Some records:
######
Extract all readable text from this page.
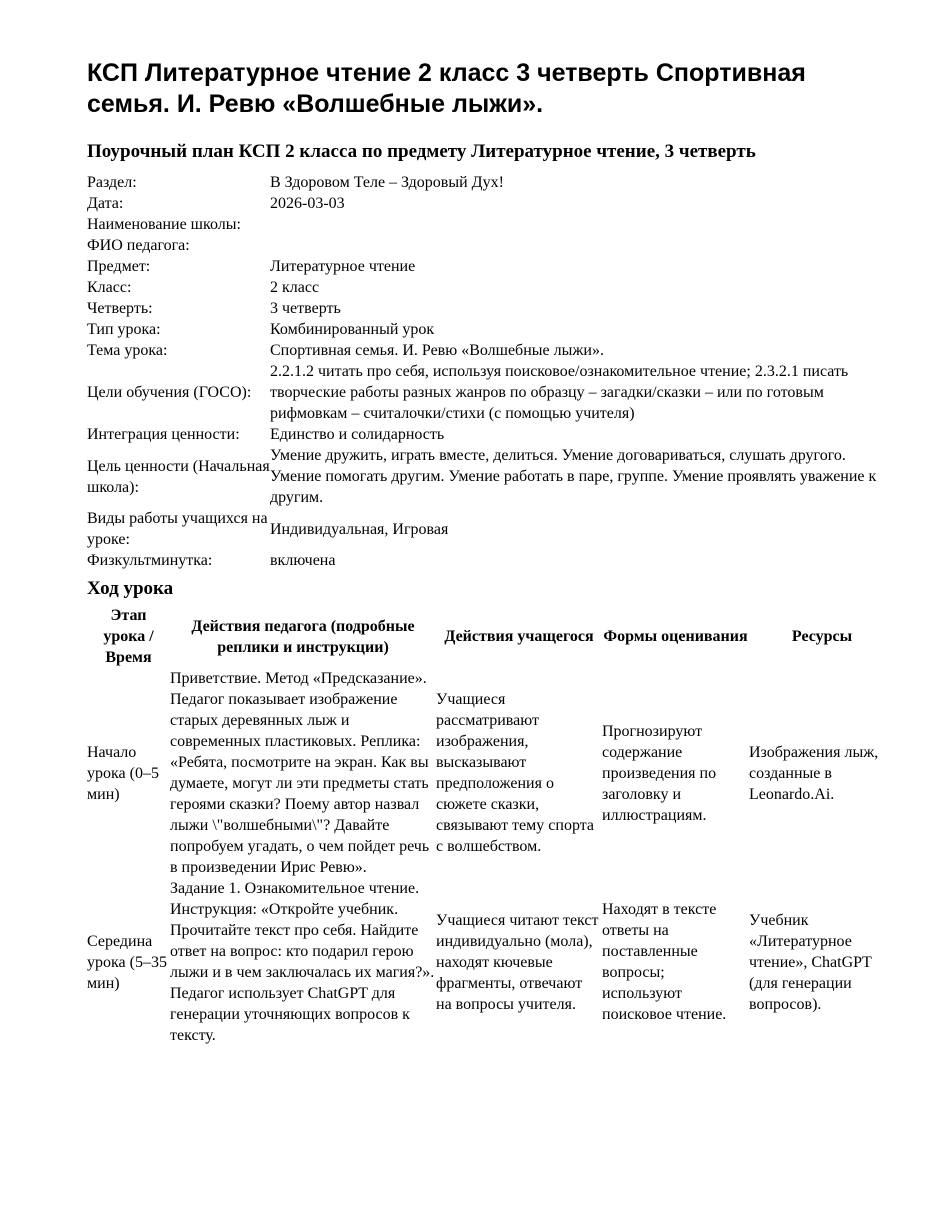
КСП Литературное чтение 2 класс 3 четверть Спортивная семья. И. Ревю «Волшебные лыжи».
Поурочный план КСП 2 класса по предмету Литературное чтение, 3 четверть
Раздел:	В Здоровом Теле – Здоровый Дух!
Дата:	2026-03-03
Наименование школы:	
ФИО педагога:	
Предмет:	Литературное чтение
Класс:	2 класс
Четверть:	3 четверть
Тип урока:	Комбинированный урок
Тема урока:	Спортивная семья. И. Ревю «Волшебные лыжи».
Цели обучения (ГОСО):	2.2.1.2 читать про себя, используя поисковое/ознакомительное чтение; 2.3.2.1 писать творческие работы разных жанров по образцу – загадки/сказки – или по готовым рифмовкам – считалочки/стихи (с помощью учителя)
Интеграция ценности:	Единство и солидарность
Цель ценности (Начальная школа):	Умение дружить, играть вместе, делиться. Умение договариваться, слушать другого. Умение помогать другим. Умение работать в паре, группе. Умение проявлять уважение к другим.
Виды работы учащихся на уроке:	Индивидуальная, Игровая
Физкультминутка:	включена
Ход урока
Этап урока / Время	Действия педагога (подробные реплики и инструкции)	Действия учащегося	Формы оценивания	Ресурсы
Начало урока (0–5 мин)	Приветствие. Метод «Предсказание». Педагог показывает изображение старых деревянных лыж и современных пластиковых. Реплика: «Ребята, посмотрите на экран. Как вы думаете, могут ли эти предметы стать героями сказки? Поему автор назвал лыжи \"волшебными\"? Давайте попробуем угадать, о чем пойдет речь в произведении Ирис Ревю».	Учащиеся рассматривают изображения, высказывают предположения о сюжете сказки, связывают тему спорта с волшебством.	Прогнозируют содержание произведения по заголовку и иллюстрациям.	Изображения лыж, созданные в Leonardo.Ai.
Середина урока (5–35 мин)	Задание 1. Ознакомительное чтение. Инструкция: «Откройте учебник. Прочитайте текст про себя. Найдите ответ на вопрос: кто подарил герою лыжи и в чем заключалась их магия?». Педагог использует ChatGPT для генерации уточняющих вопросов к тексту.	Учащиеся читают текст индивидуально (мола), находят кючевые фрагменты, отвечают на вопросы учителя.	Находят в тексте ответы на поставленные вопросы; используют поисковое чтение.	Учебник «Литературное чтение», ChatGPT (для генерации вопросов).
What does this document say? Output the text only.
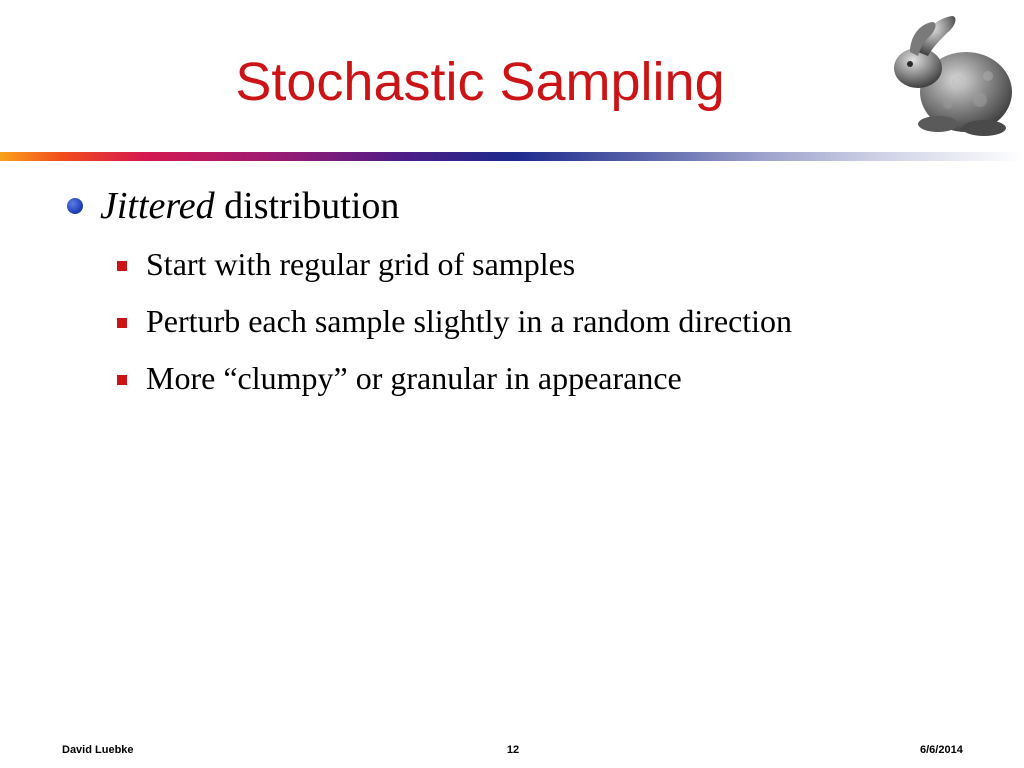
Stochastic Sampling
Jittered distribution
Start with regular grid of samples
Perturb each sample slightly in a random direction
More “clumpy” or granular in appearance
David Luebke	12	6/6/2014
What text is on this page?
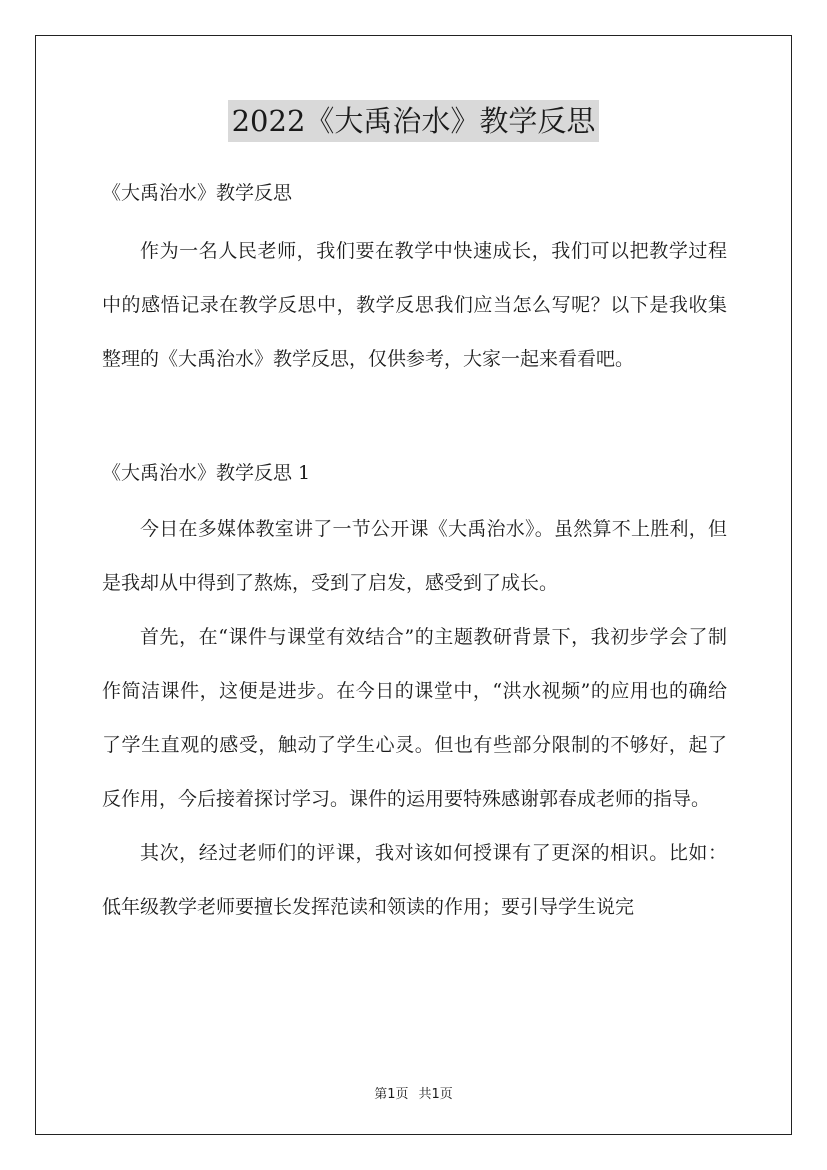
2022《大禹治水》教学反思

《大禹治水》教学反思

作为一名人民老师，我们要在教学中快速成长，我们可以把教学过程中的感悟记录在教学反思中，教学反思我们应当怎么写呢？以下是我收集整理的《大禹治水》教学反思，仅供参考，大家一起来看看吧。

《大禹治水》教学反思 1

今日在多媒体教室讲了一节公开课《大禹治水》。虽然算不上胜利，但是我却从中得到了熬炼，受到了启发，感受到了成长。

首先，在“课件与课堂有效结合”的主题教研背景下，我初步学会了制作简洁课件，这便是进步。在今日的课堂中，“洪水视频”的应用也的确给了学生直观的感受，触动了学生心灵。但也有些部分限制的不够好，起了反作用，今后接着探讨学习。课件的运用要特殊感谢郭春成老师的指导。

其次，经过老师们的评课，我对该如何授课有了更深的相识。比如：低年级教学老师要擅长发挥范读和领读的作用；要引导学生说完

第1页 共1页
######
Exercise description: Every entry must be transcribed exactly. Pictures do not belong in the copy.

Problem solution:
Extract all readable text from this page.
КСП Литературное чтение 2 класс 3 четверть Спортивная семья. И. Ревю «Волшебные лыжи».
Поурочный план КСП 2 класса по предмету Литературное чтение, 3 четверть
Раздел:	В Здоровом Теле – Здоровый Дух!
Дата:	2026-03-03
Наименование школы:	
ФИО педагога:	
Предмет:	Литературное чтение
Класс:	2 класс
Четверть:	3 четверть
Тип урока:	Комбинированный урок
Тема урока:	Спортивная семья. И. Ревю «Волшебные лыжи».
Цели обучения (ГОСО):	2.2.1.2 читать про себя, используя поисковое/ознакомительное чтение; 2.3.2.1 писать творческие работы разных жанров по образцу – загадки/сказки – или по готовым рифмовкам – считалочки/стихи (с помощью учителя)
Интеграция ценности:	Единство и солидарность
Цель ценности (Начальная школа):	Умение дружить, играть вместе, делиться. Умение договариваться, слушать другого. Умение помогать другим. Умение работать в паре, группе. Умение проявлять уважение к другим.
Виды работы учащихся на уроке:	Индивидуальная, Игровая
Физкультминутка:	включена
Ход урока
Этап урока / Время	Действия педагога (подробные реплики и инструкции)	Действия учащегося	Формы оценивания	Ресурсы
Начало урока (0–5 мин)	Приветствие. Метод «Предсказание». Педагог показывает изображение старых деревянных лыж и современных пластиковых. Реплика: «Ребята, посмотрите на экран. Как вы думаете, могут ли эти предметы стать героями сказки? Поему автор назвал лыжи \"волшебными\"? Давайте попробуем угадать, о чем пойдет речь в произведении Ирис Ревю».	Учащиеся рассматривают изображения, высказывают предположения о сюжете сказки, связывают тему спорта с волшебством.	Прогнозируют содержание произведения по заголовку и иллюстрациям.	Изображения лыж, созданные в Leonardo.Ai.
Середина урока (5–35 мин)	Задание 1. Ознакомительное чтение. Инструкция: «Откройте учебник. Прочитайте текст про себя. Найдите ответ на вопрос: кто подарил герою лыжи и в чем заключалась их магия?». Педагог использует ChatGPT для генерации уточняющих вопросов к тексту.	Учащиеся читают текст индивидуально (мола), находят кючевые фрагменты, отвечают на вопросы учителя.	Находят в тексте ответы на поставленные вопросы; используют поисковое чтение.	Учебник «Литературное чтение», ChatGPT (для генерации вопросов).
What does this document say? Output the text only.
Stochastic Sampling
Jittered distribution
Start with regular grid of samples
Perturb each sample slightly in a random direction
More “clumpy” or granular in appearance
David Luebke	12	6/6/2014
What text is on this page?
2022《大禹治水》教学反思

《大禹治水》教学反思

作为一名人民老师，我们要在教学中快速成长，我们可以把教学过程中的感悟记录在教学反思中，教学反思我们应当怎么写呢？以下是我收集整理的《大禹治水》教学反思，仅供参考，大家一起来看看吧。

《大禹治水》教学反思 1

今日在多媒体教室讲了一节公开课《大禹治水》。虽然算不上胜利，但是我却从中得到了熬炼，受到了启发，感受到了成长。

首先，在“课件与课堂有效结合”的主题教研背景下，我初步学会了制作简洁课件，这便是进步。在今日的课堂中，“洪水视频”的应用也的确给了学生直观的感受，触动了学生心灵。但也有些部分限制的不够好，起了反作用，今后接着探讨学习。课件的运用要特殊感谢郭春成老师的指导。

其次，经过老师们的评课，我对该如何授课有了更深的相识。比如：低年级教学老师要擅长发挥范读和领读的作用；要引导学生说完

第1页 共1页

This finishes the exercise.